====== RECORDS FOR THIS TASK

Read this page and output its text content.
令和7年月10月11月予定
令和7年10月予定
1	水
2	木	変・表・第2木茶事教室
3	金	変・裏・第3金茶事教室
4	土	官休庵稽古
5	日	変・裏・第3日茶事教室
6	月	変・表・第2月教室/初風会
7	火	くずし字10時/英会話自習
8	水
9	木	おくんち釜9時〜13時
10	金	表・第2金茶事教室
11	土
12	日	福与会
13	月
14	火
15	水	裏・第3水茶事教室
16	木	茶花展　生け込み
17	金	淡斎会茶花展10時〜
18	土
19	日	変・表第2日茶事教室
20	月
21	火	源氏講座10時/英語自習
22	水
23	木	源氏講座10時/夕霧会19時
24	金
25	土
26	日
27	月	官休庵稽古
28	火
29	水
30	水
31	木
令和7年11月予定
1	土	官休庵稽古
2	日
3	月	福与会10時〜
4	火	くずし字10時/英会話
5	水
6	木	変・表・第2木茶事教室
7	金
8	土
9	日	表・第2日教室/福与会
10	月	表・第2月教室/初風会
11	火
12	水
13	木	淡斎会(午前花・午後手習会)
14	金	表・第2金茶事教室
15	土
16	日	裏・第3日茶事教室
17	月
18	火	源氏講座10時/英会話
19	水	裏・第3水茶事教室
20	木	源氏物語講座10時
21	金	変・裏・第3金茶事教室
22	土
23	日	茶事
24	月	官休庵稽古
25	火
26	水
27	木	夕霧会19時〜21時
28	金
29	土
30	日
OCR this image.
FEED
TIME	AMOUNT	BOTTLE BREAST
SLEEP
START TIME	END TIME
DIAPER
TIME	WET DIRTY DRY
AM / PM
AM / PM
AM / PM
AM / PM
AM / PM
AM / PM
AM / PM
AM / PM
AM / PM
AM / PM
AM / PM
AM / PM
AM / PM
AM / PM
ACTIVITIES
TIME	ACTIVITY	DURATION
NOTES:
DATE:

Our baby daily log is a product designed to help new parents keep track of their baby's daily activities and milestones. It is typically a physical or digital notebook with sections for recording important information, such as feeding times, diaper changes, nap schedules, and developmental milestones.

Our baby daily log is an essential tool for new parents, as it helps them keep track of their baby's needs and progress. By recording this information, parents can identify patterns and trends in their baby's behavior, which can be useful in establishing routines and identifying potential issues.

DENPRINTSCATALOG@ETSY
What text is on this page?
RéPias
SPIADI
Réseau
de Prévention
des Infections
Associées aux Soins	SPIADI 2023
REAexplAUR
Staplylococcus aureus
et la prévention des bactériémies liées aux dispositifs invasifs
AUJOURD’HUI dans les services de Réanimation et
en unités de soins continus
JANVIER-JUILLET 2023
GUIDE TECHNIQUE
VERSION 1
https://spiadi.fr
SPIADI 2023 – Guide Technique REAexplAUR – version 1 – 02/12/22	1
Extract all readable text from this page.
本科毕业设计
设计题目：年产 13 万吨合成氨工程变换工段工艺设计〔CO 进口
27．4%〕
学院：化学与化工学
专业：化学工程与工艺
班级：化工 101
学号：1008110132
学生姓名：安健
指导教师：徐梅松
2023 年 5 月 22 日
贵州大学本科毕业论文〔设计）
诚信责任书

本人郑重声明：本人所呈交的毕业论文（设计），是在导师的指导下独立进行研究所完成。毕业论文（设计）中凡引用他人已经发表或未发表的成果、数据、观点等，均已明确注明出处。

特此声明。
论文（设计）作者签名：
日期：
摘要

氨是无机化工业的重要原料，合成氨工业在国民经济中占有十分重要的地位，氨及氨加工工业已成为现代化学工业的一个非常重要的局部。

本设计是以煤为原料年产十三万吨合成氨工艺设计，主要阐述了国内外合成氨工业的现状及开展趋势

============

# AIM OF THE TASK
Copy out the whole listing exactly.

# FULL RESPONSE
Read this page and output its text content.
令和7年月10月11月予定
令和7年10月予定
1	水
2	木	変・表・第2木茶事教室
3	金	変・裏・第3金茶事教室
4	土	官休庵稽古
5	日	変・裏・第3日茶事教室
6	月	変・表・第2月教室/初風会
7	火	くずし字10時/英会話自習
8	水
9	木	おくんち釜9時〜13時
10	金	表・第2金茶事教室
11	土
12	日	福与会
13	月
14	火
15	水	裏・第3水茶事教室
16	木	茶花展　生け込み
17	金	淡斎会茶花展10時〜
18	土
19	日	変・表第2日茶事教室
20	月
21	火	源氏講座10時/英語自習
22	水
23	木	源氏講座10時/夕霧会19時
24	金
25	土
26	日
27	月	官休庵稽古
28	火
29	水
30	水
31	木
令和7年11月予定
1	土	官休庵稽古
2	日
3	月	福与会10時〜
4	火	くずし字10時/英会話
5	水
6	木	変・表・第2木茶事教室
7	金
8	土
9	日	表・第2日教室/福与会
10	月	表・第2月教室/初風会
11	火
12	水
13	木	淡斎会(午前花・午後手習会)
14	金	表・第2金茶事教室
15	土
16	日	裏・第3日茶事教室
17	月
18	火	源氏講座10時/英会話
19	水	裏・第3水茶事教室
20	木	源氏物語講座10時
21	金	変・裏・第3金茶事教室
22	土
23	日	茶事
24	月	官休庵稽古
25	火
26	水
27	木	夕霧会19時〜21時
28	金
29	土
30	日
OCR this image.
FEED
TIME	AMOUNT	BOTTLE BREAST
SLEEP
START TIME	END TIME
DIAPER
TIME	WET DIRTY DRY
AM / PM
AM / PM
AM / PM
AM / PM
AM / PM
AM / PM
AM / PM
AM / PM
AM / PM
AM / PM
AM / PM
AM / PM
AM / PM
AM / PM
ACTIVITIES
TIME	ACTIVITY	DURATION
NOTES:
DATE:

Our baby daily log is a product designed to help new parents keep track of their baby's daily activities and milestones. It is typically a physical or digital notebook with sections for recording important information, such as feeding times, diaper changes, nap schedules, and developmental milestones.

Our baby daily log is an essential tool for new parents, as it helps them keep track of their baby's needs and progress. By recording this information, parents can identify patterns and trends in their baby's behavior, which can be useful in establishing routines and identifying potential issues.

DENPRINTSCATALOG@ETSY
What text is on this page?
RéPias
SPIADI
Réseau
de Prévention
des Infections
Associées aux Soins	SPIADI 2023
REAexplAUR
Staplylococcus aureus
et la prévention des bactériémies liées aux dispositifs invasifs
AUJOURD’HUI dans les services de Réanimation et
en unités de soins continus
JANVIER-JUILLET 2023
GUIDE TECHNIQUE
VERSION 1
https://spiadi.fr
SPIADI 2023 – Guide Technique REAexplAUR – version 1 – 02/12/22	1
Extract all readable text from this page.
本科毕业设计
设计题目：年产 13 万吨合成氨工程变换工段工艺设计〔CO 进口
27．4%〕
学院：化学与化工学
专业：化学工程与工艺
班级：化工 101
学号：1008110132
学生姓名：安健
指导教师：徐梅松
2023 年 5 月 22 日
贵州大学本科毕业论文〔设计）
诚信责任书

本人郑重声明：本人所呈交的毕业论文（设计），是在导师的指导下独立进行研究所完成。毕业论文（设计）中凡引用他人已经发表或未发表的成果、数据、观点等，均已明确注明出处。

特此声明。
论文（设计）作者签名：
日期：
摘要

氨是无机化工业的重要原料，合成氨工业在国民经济中占有十分重要的地位，氨及氨加工工业已成为现代化学工业的一个非常重要的局部。

本设计是以煤为原料年产十三万吨合成氨工艺设计，主要阐述了国内外合成氨工业的现状及开展趋势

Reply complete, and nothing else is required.